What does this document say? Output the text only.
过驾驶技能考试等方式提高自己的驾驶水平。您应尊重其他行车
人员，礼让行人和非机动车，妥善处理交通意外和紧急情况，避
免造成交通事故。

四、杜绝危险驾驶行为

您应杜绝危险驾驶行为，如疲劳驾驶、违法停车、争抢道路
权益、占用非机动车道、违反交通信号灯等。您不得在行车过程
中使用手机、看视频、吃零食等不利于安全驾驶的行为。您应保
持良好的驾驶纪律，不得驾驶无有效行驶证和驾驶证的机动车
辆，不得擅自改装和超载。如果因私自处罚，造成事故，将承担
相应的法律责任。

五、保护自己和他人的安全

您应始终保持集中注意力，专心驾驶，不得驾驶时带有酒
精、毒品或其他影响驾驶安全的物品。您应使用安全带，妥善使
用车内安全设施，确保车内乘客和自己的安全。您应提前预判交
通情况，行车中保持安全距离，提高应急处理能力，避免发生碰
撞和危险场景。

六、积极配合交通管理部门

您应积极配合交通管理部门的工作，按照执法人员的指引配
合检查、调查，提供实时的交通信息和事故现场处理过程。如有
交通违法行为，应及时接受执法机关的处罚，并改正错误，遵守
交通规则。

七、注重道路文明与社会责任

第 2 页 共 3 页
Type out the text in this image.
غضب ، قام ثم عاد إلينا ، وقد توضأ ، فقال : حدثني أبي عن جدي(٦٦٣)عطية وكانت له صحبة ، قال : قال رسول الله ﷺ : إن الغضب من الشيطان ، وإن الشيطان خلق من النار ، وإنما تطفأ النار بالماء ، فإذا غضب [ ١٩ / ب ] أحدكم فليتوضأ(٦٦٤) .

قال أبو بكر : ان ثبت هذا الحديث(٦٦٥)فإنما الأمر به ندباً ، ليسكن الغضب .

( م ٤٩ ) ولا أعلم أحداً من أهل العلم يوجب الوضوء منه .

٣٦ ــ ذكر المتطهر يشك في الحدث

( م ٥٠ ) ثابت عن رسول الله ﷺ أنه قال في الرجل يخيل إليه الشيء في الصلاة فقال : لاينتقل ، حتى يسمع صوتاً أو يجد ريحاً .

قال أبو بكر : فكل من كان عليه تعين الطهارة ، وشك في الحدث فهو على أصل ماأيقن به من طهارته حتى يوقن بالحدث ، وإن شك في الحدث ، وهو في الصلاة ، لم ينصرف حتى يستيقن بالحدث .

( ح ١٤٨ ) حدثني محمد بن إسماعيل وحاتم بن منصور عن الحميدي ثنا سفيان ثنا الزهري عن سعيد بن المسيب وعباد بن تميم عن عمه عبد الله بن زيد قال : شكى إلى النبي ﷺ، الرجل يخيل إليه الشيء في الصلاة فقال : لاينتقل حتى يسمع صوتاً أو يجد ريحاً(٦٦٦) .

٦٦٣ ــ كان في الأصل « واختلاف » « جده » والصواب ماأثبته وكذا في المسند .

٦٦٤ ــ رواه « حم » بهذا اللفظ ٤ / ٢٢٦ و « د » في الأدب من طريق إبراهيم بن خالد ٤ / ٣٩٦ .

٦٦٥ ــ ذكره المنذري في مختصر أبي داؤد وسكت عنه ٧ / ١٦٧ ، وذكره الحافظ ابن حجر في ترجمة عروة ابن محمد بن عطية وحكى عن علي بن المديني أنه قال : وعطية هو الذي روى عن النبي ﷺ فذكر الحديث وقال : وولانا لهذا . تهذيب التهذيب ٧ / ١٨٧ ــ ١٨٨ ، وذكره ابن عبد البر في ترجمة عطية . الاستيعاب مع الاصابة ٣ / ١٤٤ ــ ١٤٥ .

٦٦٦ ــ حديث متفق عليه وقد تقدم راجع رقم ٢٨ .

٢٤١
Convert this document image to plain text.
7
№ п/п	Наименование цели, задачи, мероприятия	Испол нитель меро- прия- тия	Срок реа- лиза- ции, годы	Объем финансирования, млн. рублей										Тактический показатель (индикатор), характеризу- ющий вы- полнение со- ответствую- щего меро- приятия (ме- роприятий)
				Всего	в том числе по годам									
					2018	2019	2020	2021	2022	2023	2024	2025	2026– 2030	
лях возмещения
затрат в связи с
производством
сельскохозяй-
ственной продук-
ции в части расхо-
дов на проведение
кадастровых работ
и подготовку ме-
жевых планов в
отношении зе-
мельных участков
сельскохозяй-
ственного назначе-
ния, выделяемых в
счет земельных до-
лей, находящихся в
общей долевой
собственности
┄┄┄┄┄┄┄┄┄┄
Only lines with the word "لاينتقل" should be collected from the material.

- **Reply**:
( م ٥٠ ) ثابت عن رسول الله ﷺ أنه قال في الرجل يخيل إليه الشيء في الصلاة فقال : لاينتقل ، حتى يسمع صوتاً أو يجد ريحاً .
( ح ١٤٨ ) حدثني محمد بن إسماعيل وحاتم بن منصور عن الحميدي ثنا سفيان ثنا الزهري عن سعيد بن المسيب وعباد بن تميم عن عمه عبد الله بن زيد قال : شكى إلى النبي ﷺ، الرجل يخيل إليه الشيء في الصلاة فقال : لاينتقل حتى يسمع صوتاً أو يجد ريحاً(٦٦٦) .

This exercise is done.